Go over the entries below line by line, copying each one that contains the word "Stomatology".

Extracted records:
****************
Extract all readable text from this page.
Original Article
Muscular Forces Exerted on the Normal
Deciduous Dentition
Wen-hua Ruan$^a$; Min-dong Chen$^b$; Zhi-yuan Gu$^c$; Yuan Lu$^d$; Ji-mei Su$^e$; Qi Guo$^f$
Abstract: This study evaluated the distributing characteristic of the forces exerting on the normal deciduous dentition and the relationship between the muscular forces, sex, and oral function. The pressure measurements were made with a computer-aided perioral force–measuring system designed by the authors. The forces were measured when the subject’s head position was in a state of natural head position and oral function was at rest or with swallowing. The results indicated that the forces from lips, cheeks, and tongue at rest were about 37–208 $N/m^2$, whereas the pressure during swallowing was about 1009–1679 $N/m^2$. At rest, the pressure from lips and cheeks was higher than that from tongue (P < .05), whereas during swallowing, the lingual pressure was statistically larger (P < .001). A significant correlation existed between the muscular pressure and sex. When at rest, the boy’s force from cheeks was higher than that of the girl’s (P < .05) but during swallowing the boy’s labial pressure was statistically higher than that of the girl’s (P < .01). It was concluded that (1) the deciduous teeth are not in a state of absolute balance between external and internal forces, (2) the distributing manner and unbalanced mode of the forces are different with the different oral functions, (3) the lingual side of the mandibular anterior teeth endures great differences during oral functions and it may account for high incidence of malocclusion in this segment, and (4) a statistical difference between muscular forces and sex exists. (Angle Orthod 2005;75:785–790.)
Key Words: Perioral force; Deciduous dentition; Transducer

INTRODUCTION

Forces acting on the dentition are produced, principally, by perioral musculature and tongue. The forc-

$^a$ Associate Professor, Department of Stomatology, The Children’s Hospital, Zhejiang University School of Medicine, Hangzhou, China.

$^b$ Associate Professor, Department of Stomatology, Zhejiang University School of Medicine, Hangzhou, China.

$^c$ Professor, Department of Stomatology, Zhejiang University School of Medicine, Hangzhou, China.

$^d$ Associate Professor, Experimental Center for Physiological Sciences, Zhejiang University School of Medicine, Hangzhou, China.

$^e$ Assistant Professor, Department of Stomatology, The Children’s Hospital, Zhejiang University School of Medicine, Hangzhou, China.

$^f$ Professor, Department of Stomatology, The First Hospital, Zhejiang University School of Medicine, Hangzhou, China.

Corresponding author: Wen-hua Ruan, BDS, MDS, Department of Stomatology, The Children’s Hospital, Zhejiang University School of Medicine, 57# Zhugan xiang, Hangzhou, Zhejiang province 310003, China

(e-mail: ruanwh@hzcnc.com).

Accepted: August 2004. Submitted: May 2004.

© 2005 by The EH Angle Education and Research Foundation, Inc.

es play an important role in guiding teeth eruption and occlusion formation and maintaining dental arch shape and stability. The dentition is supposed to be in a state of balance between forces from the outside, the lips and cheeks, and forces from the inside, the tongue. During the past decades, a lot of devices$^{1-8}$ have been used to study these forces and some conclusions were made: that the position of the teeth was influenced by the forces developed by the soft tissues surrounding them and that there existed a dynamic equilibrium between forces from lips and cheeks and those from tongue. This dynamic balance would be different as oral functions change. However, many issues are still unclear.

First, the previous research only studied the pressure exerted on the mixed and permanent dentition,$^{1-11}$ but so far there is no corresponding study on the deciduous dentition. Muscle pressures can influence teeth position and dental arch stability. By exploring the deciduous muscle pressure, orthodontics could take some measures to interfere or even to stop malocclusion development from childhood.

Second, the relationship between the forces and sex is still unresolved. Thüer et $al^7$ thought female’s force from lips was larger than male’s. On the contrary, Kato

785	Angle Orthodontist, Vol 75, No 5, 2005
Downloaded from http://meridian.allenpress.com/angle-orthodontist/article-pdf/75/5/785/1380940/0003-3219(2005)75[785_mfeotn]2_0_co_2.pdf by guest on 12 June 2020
****************
## SOLUTION TO THE PROBLEM:
$^a$ Associate Professor, Department of Stomatology, The Children’s Hospital, Zhejiang University School of Medicine, Hangzhou, China.
$^b$ Associate Professor, Department of Stomatology, Zhejiang University School of Medicine, Hangzhou, China.
$^c$ Professor, Department of Stomatology, Zhejiang University School of Medicine, Hangzhou, China.
$^e$ Assistant Professor, Department of Stomatology, The Children’s Hospital, Zhejiang University School of Medicine, Hangzhou, China.
$^f$ Professor, Department of Stomatology, The First Hospital, Zhejiang University School of Medicine, Hangzhou, China.
Corresponding author: Wen-hua Ruan, BDS, MDS, Department of Stomatology, The Children’s Hospital, Zhejiang University School of Medicine, 57# Zhugan xiang, Hangzhou, Zhejiang province 310003, China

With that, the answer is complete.